BEGIN Given data
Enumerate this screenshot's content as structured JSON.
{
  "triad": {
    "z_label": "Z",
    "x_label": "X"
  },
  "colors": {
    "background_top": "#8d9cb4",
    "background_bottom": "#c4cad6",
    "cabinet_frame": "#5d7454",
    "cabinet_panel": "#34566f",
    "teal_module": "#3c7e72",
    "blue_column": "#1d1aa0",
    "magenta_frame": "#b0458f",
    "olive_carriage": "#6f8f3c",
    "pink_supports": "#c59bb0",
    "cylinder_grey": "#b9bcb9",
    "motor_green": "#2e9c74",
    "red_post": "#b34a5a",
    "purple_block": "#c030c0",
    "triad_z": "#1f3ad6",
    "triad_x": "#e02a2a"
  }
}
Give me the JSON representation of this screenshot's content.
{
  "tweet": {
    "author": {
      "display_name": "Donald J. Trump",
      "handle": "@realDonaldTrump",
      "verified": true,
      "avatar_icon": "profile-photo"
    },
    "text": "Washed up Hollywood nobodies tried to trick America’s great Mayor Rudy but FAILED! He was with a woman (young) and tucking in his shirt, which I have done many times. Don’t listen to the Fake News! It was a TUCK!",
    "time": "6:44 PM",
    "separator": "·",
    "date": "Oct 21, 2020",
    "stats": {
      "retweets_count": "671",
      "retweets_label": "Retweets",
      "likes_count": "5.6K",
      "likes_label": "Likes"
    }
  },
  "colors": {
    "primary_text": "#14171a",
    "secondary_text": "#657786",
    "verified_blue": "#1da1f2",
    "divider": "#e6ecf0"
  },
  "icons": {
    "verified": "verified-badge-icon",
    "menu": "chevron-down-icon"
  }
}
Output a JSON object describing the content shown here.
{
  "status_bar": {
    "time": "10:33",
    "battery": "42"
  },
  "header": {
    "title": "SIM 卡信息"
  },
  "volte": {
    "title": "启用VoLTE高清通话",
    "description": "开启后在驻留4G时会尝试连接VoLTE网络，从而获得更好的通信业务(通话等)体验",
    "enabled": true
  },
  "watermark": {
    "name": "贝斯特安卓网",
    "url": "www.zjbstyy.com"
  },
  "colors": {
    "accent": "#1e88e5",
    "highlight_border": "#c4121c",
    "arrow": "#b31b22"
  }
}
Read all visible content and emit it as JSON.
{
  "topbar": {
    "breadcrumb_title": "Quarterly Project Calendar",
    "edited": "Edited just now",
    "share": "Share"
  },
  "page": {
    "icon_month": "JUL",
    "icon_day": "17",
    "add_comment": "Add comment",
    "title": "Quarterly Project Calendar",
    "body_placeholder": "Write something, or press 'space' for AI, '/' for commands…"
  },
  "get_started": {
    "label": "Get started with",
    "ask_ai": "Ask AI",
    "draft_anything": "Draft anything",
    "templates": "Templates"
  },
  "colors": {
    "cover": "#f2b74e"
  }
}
END Given data
Task goal: Go through the data and return every record exactly.

Task response:
Enumerate this screenshot's content as structured JSON.
{
  "triad": {
    "z_label": "Z",
    "x_label": "X"
  },
  "colors": {
    "background_top": "#8d9cb4",
    "background_bottom": "#c4cad6",
    "cabinet_frame": "#5d7454",
    "cabinet_panel": "#34566f",
    "teal_module": "#3c7e72",
    "blue_column": "#1d1aa0",
    "magenta_frame": "#b0458f",
    "olive_carriage": "#6f8f3c",
    "pink_supports": "#c59bb0",
    "cylinder_grey": "#b9bcb9",
    "motor_green": "#2e9c74",
    "red_post": "#b34a5a",
    "purple_block": "#c030c0",
    "triad_z": "#1f3ad6",
    "triad_x": "#e02a2a"
  }
}
Give me the JSON representation of this screenshot's content.
{
  "tweet": {
    "author": {
      "display_name": "Donald J. Trump",
      "handle": "@realDonaldTrump",
      "verified": true,
      "avatar_icon": "profile-photo"
    },
    "text": "Washed up Hollywood nobodies tried to trick America’s great Mayor Rudy but FAILED! He was with a woman (young) and tucking in his shirt, which I have done many times. Don’t listen to the Fake News! It was a TUCK!",
    "time": "6:44 PM",
    "separator": "·",
    "date": "Oct 21, 2020",
    "stats": {
      "retweets_count": "671",
      "retweets_label": "Retweets",
      "likes_count": "5.6K",
      "likes_label": "Likes"
    }
  },
  "colors": {
    "primary_text": "#14171a",
    "secondary_text": "#657786",
    "verified_blue": "#1da1f2",
    "divider": "#e6ecf0"
  },
  "icons": {
    "verified": "verified-badge-icon",
    "menu": "chevron-down-icon"
  }
}
Output a JSON object describing the content shown here.
{
  "status_bar": {
    "time": "10:33",
    "battery": "42"
  },
  "header": {
    "title": "SIM 卡信息"
  },
  "volte": {
    "title": "启用VoLTE高清通话",
    "description": "开启后在驻留4G时会尝试连接VoLTE网络，从而获得更好的通信业务(通话等)体验",
    "enabled": true
  },
  "watermark": {
    "name": "贝斯特安卓网",
    "url": "www.zjbstyy.com"
  },
  "colors": {
    "accent": "#1e88e5",
    "highlight_border": "#c4121c",
    "arrow": "#b31b22"
  }
}
Read all visible content and emit it as JSON.
{
  "topbar": {
    "breadcrumb_title": "Quarterly Project Calendar",
    "edited": "Edited just now",
    "share": "Share"
  },
  "page": {
    "icon_month": "JUL",
    "icon_day": "17",
    "add_comment": "Add comment",
    "title": "Quarterly Project Calendar",
    "body_placeholder": "Write something, or press 'space' for AI, '/' for commands…"
  },
  "get_started": {
    "label": "Get started with",
    "ask_ai": "Ask AI",
    "draft_anything": "Draft anything",
    "templates": "Templates"
  },
  "colors": {
    "cover": "#f2b74e"
  }
}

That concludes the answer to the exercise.